---------- Testo proposto ----------
Confini dentro e fuori

27 Aprile 2023

Se i fisici lavorano all’unificazione della meccanica quantistica e della gravità attraverso l’ipotesi che l’universo contenga dimensioni ulteriori rispetto allo spazio e al tempo, come sostiene la prima donna che insegna fisica teorica ad Harvard e a Princeton, Lisa Randall, nella nostra esperienza di ogni giorno noi corrispondiamo alle semplici parole di André Leroi-Gourhan: “L’uomo è organizzatore dello spazio” [Il gesto e la parola, Einaudi, Torino 1977; p. 374]. Proprio con le parole del grande paleontologo, Marco Aime e Davide Papotti iniziano il loro libro Confini. Realtà e invenzioni [Edizioni Gruppo Abele, Torino 2023].
---------- Estratti dei dati ----------
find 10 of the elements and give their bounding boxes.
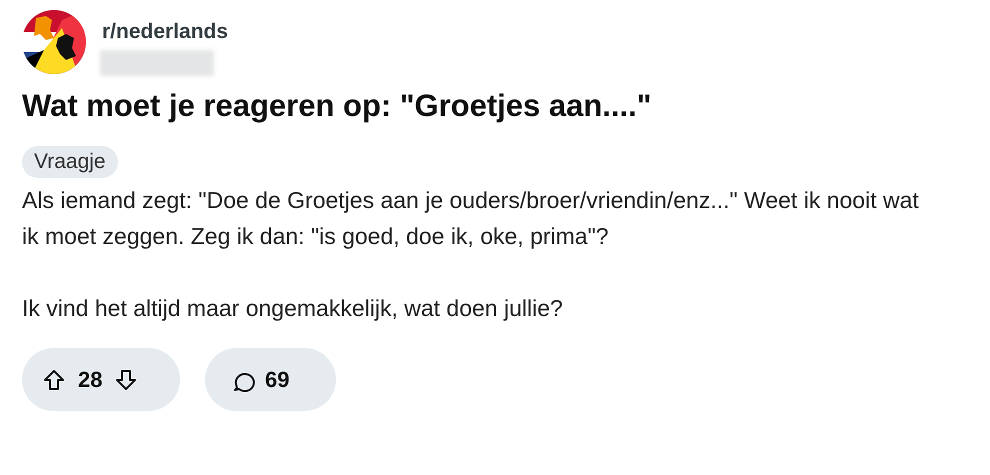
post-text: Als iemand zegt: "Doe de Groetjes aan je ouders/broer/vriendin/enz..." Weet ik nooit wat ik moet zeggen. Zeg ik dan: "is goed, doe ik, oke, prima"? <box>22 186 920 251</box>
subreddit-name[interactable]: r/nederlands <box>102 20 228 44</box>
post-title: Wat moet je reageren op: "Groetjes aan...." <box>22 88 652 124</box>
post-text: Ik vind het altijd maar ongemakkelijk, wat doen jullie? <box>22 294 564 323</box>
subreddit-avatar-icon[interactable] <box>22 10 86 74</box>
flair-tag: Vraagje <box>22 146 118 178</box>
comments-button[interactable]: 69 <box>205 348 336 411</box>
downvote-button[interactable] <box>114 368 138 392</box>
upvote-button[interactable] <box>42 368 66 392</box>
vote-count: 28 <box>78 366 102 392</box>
----------
---------- Estratti dei dati ----------
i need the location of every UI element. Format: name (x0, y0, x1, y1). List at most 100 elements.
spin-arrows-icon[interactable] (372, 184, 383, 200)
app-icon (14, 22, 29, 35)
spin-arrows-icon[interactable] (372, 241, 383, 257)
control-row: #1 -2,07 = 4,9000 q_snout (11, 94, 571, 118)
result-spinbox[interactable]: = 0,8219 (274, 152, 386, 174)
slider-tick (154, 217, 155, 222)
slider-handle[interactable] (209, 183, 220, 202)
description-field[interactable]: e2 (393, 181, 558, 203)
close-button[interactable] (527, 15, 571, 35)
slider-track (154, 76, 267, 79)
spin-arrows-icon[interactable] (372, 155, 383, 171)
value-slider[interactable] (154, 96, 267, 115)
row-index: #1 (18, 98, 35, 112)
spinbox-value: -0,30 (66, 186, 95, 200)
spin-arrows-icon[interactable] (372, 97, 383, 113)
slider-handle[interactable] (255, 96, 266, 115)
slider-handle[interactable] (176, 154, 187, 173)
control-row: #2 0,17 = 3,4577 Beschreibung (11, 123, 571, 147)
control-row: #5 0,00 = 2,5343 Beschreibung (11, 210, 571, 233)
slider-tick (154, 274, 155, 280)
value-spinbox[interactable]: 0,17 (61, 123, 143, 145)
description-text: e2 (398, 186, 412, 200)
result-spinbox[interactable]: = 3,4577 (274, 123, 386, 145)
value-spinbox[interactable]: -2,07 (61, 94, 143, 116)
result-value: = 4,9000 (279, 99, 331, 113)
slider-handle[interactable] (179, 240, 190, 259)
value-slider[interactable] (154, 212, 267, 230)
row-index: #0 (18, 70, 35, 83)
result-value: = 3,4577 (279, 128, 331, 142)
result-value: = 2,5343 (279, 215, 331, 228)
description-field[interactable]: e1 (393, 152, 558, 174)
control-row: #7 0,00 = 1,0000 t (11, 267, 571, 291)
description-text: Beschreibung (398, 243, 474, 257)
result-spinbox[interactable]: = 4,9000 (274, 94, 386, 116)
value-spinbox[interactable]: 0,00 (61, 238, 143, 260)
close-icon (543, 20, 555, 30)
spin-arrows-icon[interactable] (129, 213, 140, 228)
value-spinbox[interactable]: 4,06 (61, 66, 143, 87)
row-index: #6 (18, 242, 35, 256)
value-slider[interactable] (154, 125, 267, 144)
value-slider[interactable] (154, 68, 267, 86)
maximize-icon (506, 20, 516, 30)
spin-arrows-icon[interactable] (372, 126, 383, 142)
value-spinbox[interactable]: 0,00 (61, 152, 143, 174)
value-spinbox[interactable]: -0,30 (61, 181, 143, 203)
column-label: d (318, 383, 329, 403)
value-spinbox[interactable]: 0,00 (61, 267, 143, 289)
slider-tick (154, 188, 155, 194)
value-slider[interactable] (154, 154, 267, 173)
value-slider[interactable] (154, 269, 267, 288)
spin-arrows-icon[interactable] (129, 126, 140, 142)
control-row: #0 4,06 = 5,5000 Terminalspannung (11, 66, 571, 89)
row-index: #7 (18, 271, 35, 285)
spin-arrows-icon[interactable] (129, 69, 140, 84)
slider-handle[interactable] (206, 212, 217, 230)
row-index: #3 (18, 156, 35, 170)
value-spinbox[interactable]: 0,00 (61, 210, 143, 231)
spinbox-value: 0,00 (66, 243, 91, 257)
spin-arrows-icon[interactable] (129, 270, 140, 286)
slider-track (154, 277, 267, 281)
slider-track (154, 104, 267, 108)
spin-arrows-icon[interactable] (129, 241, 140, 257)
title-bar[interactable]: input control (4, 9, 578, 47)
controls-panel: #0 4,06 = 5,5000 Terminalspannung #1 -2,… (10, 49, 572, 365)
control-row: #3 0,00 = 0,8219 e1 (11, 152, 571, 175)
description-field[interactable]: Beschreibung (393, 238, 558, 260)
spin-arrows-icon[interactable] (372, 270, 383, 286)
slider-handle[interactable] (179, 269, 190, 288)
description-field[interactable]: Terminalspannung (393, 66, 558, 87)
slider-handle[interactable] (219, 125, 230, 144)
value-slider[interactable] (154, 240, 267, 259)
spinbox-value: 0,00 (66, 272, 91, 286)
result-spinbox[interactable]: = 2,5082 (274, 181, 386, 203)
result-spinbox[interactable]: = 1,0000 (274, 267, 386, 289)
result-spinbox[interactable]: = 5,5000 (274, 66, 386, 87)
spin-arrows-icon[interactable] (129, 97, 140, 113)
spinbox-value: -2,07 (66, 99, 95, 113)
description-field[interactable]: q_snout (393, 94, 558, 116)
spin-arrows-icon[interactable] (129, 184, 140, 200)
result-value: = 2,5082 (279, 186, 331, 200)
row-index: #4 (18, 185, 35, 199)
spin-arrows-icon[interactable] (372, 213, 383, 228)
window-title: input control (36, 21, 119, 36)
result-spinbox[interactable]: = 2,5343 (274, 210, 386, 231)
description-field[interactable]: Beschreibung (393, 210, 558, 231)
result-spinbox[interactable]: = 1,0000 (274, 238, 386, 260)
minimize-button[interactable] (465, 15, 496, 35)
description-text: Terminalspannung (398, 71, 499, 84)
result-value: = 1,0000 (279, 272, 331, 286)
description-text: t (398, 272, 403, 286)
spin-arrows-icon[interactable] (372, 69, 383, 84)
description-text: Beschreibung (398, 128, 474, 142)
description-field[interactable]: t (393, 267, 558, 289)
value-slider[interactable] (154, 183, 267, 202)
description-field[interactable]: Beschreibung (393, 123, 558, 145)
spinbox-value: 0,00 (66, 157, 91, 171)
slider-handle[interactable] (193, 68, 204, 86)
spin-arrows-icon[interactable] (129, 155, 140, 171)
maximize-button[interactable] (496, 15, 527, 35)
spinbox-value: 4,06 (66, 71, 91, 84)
----------
--- Esercizi da svolgere ---
(A) Nel testo sui confini, con le parole di quale studioso Marco Aime e Davide Papotti aprono il loro libro?
(B) Duplica il passo del testo sui confini a partire da "Confini dentro e" e fino a "Abele, Torino 2023].".

--- Soluzioni ---
(A) Con le parole del paleontologo André Leroi-Gourhan.

(B)
Confini dentro e fuori

27 Aprile 2023

Se i fisici lavorano all’unificazione della meccanica quantistica e della gravità attraverso l’ipotesi che l’universo contenga dimensioni ulteriori rispetto allo spazio e al tempo, come sostiene la prima donna che insegna fisica teorica ad Harvard e a Princeton, Lisa Randall, nella nostra esperienza di ogni giorno noi corrispondiamo alle semplici parole di André Leroi-Gourhan: “L’uomo è organizzatore dello spazio” [Il gesto e la parola, Einaudi, Torino 1977; p. 374]. Proprio con le parole del grande paleontologo, Marco Aime e Davide Papotti iniziano il loro libro Confini. Realtà e invenzioni [Edizioni Gruppo Abele, Torino 2023].